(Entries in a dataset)
###

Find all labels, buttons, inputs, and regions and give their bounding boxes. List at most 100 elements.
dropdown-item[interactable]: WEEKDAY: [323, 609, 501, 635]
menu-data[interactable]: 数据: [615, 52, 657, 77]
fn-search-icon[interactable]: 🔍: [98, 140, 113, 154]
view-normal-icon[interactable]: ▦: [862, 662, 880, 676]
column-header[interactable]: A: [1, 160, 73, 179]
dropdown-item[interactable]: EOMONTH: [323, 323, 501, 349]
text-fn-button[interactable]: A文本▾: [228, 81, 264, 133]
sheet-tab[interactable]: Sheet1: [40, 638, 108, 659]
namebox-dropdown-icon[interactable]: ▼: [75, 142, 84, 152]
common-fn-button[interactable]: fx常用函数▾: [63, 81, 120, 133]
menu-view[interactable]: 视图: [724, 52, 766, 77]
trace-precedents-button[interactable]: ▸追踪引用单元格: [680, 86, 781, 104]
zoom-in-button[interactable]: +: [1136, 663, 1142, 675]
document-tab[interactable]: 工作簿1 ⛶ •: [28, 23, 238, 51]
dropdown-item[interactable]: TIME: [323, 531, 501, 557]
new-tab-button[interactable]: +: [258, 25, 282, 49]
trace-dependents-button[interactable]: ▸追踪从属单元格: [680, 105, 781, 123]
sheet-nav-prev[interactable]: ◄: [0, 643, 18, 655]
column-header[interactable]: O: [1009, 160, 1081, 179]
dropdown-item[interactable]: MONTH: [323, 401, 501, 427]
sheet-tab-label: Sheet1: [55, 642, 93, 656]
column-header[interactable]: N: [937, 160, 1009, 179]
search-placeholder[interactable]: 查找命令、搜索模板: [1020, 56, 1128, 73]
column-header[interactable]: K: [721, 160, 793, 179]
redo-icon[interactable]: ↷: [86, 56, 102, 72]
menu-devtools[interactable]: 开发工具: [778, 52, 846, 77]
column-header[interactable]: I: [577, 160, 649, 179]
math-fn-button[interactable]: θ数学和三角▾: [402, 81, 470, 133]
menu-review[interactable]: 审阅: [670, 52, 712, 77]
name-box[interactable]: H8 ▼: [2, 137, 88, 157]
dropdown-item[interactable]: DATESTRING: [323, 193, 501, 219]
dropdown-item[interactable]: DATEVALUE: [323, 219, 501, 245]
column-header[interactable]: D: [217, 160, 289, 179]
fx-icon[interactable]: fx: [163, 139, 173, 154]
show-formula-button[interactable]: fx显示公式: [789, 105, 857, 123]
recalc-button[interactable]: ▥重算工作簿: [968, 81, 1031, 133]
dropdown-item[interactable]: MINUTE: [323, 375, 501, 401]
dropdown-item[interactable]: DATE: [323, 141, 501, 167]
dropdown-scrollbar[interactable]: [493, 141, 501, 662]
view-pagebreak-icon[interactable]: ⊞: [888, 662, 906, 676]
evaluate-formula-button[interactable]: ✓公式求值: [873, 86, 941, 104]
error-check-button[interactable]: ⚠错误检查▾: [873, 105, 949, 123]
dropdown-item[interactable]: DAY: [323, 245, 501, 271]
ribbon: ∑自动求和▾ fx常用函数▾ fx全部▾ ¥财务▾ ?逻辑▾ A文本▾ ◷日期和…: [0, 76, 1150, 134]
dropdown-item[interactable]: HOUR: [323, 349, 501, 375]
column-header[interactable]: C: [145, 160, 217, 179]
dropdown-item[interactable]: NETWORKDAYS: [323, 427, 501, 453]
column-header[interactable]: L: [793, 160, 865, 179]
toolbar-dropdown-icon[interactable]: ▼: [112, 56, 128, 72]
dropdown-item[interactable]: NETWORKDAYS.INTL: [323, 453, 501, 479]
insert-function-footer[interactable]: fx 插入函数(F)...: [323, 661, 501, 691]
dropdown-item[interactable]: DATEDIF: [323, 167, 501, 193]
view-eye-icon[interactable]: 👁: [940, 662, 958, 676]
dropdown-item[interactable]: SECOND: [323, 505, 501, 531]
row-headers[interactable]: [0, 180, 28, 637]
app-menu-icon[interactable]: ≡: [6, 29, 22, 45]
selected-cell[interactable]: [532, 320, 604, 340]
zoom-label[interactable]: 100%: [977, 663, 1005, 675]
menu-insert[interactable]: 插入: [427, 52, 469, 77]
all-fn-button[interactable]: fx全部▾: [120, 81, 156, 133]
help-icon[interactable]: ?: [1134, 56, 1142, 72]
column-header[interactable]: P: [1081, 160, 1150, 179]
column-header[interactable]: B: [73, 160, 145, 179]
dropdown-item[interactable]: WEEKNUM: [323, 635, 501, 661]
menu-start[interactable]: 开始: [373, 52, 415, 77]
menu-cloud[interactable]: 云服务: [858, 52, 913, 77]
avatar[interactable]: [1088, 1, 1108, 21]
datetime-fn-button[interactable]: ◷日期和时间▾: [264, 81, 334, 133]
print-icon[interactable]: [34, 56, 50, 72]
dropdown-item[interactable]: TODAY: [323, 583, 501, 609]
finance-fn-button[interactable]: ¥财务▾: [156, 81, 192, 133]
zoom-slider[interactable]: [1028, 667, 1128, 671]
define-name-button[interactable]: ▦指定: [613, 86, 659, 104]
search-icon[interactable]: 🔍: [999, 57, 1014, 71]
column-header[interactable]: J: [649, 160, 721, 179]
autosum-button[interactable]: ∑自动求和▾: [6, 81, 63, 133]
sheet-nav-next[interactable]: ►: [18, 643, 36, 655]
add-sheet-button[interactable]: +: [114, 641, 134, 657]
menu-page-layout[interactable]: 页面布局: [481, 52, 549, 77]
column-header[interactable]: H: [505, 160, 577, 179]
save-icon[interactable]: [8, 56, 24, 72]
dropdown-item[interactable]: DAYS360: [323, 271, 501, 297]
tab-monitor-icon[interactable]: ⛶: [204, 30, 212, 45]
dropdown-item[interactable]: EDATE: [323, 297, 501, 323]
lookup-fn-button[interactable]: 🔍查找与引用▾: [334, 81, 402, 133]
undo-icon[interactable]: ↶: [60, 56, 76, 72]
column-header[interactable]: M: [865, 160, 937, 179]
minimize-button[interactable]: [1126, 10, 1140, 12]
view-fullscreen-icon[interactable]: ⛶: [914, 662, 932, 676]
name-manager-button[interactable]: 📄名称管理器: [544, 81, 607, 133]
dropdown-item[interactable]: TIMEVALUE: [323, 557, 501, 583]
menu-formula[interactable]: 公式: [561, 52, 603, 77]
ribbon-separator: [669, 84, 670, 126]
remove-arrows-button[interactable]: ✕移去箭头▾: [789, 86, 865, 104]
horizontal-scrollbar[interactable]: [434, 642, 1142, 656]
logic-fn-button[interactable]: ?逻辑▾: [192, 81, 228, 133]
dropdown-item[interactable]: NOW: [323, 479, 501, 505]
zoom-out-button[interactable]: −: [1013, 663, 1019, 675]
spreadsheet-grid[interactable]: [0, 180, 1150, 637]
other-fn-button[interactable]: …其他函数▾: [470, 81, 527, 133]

###

Reproduce every line of the entries above verbatim.

Find all labels, buttons, inputs, and regions and give their bounding boxes. List at most 100 elements.
dropdown-item[interactable]: WEEKDAY: [323, 609, 501, 635]
menu-data[interactable]: 数据: [615, 52, 657, 77]
fn-search-icon[interactable]: 🔍: [98, 140, 113, 154]
view-normal-icon[interactable]: ▦: [862, 662, 880, 676]
column-header[interactable]: A: [1, 160, 73, 179]
dropdown-item[interactable]: EOMONTH: [323, 323, 501, 349]
text-fn-button[interactable]: A文本▾: [228, 81, 264, 133]
sheet-tab[interactable]: Sheet1: [40, 638, 108, 659]
namebox-dropdown-icon[interactable]: ▼: [75, 142, 84, 152]
common-fn-button[interactable]: fx常用函数▾: [63, 81, 120, 133]
menu-view[interactable]: 视图: [724, 52, 766, 77]
trace-precedents-button[interactable]: ▸追踪引用单元格: [680, 86, 781, 104]
zoom-in-button[interactable]: +: [1136, 663, 1142, 675]
document-tab[interactable]: 工作簿1 ⛶ •: [28, 23, 238, 51]
dropdown-item[interactable]: TIME: [323, 531, 501, 557]
new-tab-button[interactable]: +: [258, 25, 282, 49]
trace-dependents-button[interactable]: ▸追踪从属单元格: [680, 105, 781, 123]
sheet-nav-prev[interactable]: ◄: [0, 643, 18, 655]
column-header[interactable]: O: [1009, 160, 1081, 179]
dropdown-item[interactable]: MONTH: [323, 401, 501, 427]
sheet-tab-label: Sheet1: [55, 642, 93, 656]
column-header[interactable]: N: [937, 160, 1009, 179]
search-placeholder[interactable]: 查找命令、搜索模板: [1020, 56, 1128, 73]
column-header[interactable]: K: [721, 160, 793, 179]
redo-icon[interactable]: ↷: [86, 56, 102, 72]
menu-devtools[interactable]: 开发工具: [778, 52, 846, 77]
column-header[interactable]: I: [577, 160, 649, 179]
math-fn-button[interactable]: θ数学和三角▾: [402, 81, 470, 133]
menu-review[interactable]: 审阅: [670, 52, 712, 77]
name-box[interactable]: H8 ▼: [2, 137, 88, 157]
dropdown-item[interactable]: DATESTRING: [323, 193, 501, 219]
dropdown-item[interactable]: DATEVALUE: [323, 219, 501, 245]
column-header[interactable]: D: [217, 160, 289, 179]
fx-icon[interactable]: fx: [163, 139, 173, 154]
show-formula-button[interactable]: fx显示公式: [789, 105, 857, 123]
recalc-button[interactable]: ▥重算工作簿: [968, 81, 1031, 133]
dropdown-item[interactable]: MINUTE: [323, 375, 501, 401]
dropdown-item[interactable]: DATE: [323, 141, 501, 167]
dropdown-scrollbar[interactable]: [493, 141, 501, 662]
view-pagebreak-icon[interactable]: ⊞: [888, 662, 906, 676]
evaluate-formula-button[interactable]: ✓公式求值: [873, 86, 941, 104]
error-check-button[interactable]: ⚠错误检查▾: [873, 105, 949, 123]
dropdown-item[interactable]: DAY: [323, 245, 501, 271]
ribbon: ∑自动求和▾ fx常用函数▾ fx全部▾ ¥财务▾ ?逻辑▾ A文本▾ ◷日期和…: [0, 76, 1150, 134]
dropdown-item[interactable]: HOUR: [323, 349, 501, 375]
column-header[interactable]: C: [145, 160, 217, 179]
dropdown-item[interactable]: NETWORKDAYS: [323, 427, 501, 453]
column-header[interactable]: L: [793, 160, 865, 179]
toolbar-dropdown-icon[interactable]: ▼: [112, 56, 128, 72]
dropdown-item[interactable]: NETWORKDAYS.INTL: [323, 453, 501, 479]
insert-function-footer[interactable]: fx 插入函数(F)...: [323, 661, 501, 691]
dropdown-item[interactable]: DATEDIF: [323, 167, 501, 193]
view-eye-icon[interactable]: 👁: [940, 662, 958, 676]
dropdown-item[interactable]: SECOND: [323, 505, 501, 531]
row-headers[interactable]: [0, 180, 28, 637]
app-menu-icon[interactable]: ≡: [6, 29, 22, 45]
selected-cell[interactable]: [532, 320, 604, 340]
zoom-label[interactable]: 100%: [977, 663, 1005, 675]
menu-insert[interactable]: 插入: [427, 52, 469, 77]
all-fn-button[interactable]: fx全部▾: [120, 81, 156, 133]
help-icon[interactable]: ?: [1134, 56, 1142, 72]
column-header[interactable]: P: [1081, 160, 1150, 179]
column-header[interactable]: B: [73, 160, 145, 179]
dropdown-item[interactable]: WEEKNUM: [323, 635, 501, 661]
menu-start[interactable]: 开始: [373, 52, 415, 77]
menu-cloud[interactable]: 云服务: [858, 52, 913, 77]
avatar[interactable]: [1088, 1, 1108, 21]
datetime-fn-button[interactable]: ◷日期和时间▾: [264, 81, 334, 133]
print-icon[interactable]: [34, 56, 50, 72]
dropdown-item[interactable]: TODAY: [323, 583, 501, 609]
finance-fn-button[interactable]: ¥财务▾: [156, 81, 192, 133]
zoom-slider[interactable]: [1028, 667, 1128, 671]
define-name-button[interactable]: ▦指定: [613, 86, 659, 104]
search-icon[interactable]: 🔍: [999, 57, 1014, 71]
column-header[interactable]: J: [649, 160, 721, 179]
autosum-button[interactable]: ∑自动求和▾: [6, 81, 63, 133]
sheet-nav-next[interactable]: ►: [18, 643, 36, 655]
add-sheet-button[interactable]: +: [114, 641, 134, 657]
menu-page-layout[interactable]: 页面布局: [481, 52, 549, 77]
column-header[interactable]: H: [505, 160, 577, 179]
save-icon[interactable]: [8, 56, 24, 72]
dropdown-item[interactable]: DAYS360: [323, 271, 501, 297]
tab-monitor-icon[interactable]: ⛶: [204, 30, 212, 45]
dropdown-item[interactable]: EDATE: [323, 297, 501, 323]
lookup-fn-button[interactable]: 🔍查找与引用▾: [334, 81, 402, 133]
undo-icon[interactable]: ↶: [60, 56, 76, 72]
column-header[interactable]: M: [865, 160, 937, 179]
minimize-button[interactable]: [1126, 10, 1140, 12]
view-fullscreen-icon[interactable]: ⛶: [914, 662, 932, 676]
name-manager-button[interactable]: 📄名称管理器: [544, 81, 607, 133]
dropdown-item[interactable]: TIMEVALUE: [323, 557, 501, 583]
menu-formula[interactable]: 公式: [561, 52, 603, 77]
ribbon-separator: [669, 84, 670, 126]
remove-arrows-button[interactable]: ✕移去箭头▾: [789, 86, 865, 104]
horizontal-scrollbar[interactable]: [434, 642, 1142, 656]
logic-fn-button[interactable]: ?逻辑▾: [192, 81, 228, 133]
dropdown-item[interactable]: NOW: [323, 479, 501, 505]
zoom-out-button[interactable]: −: [1013, 663, 1019, 675]
spreadsheet-grid[interactable]: [0, 180, 1150, 637]
other-fn-button[interactable]: …其他函数▾: [470, 81, 527, 133]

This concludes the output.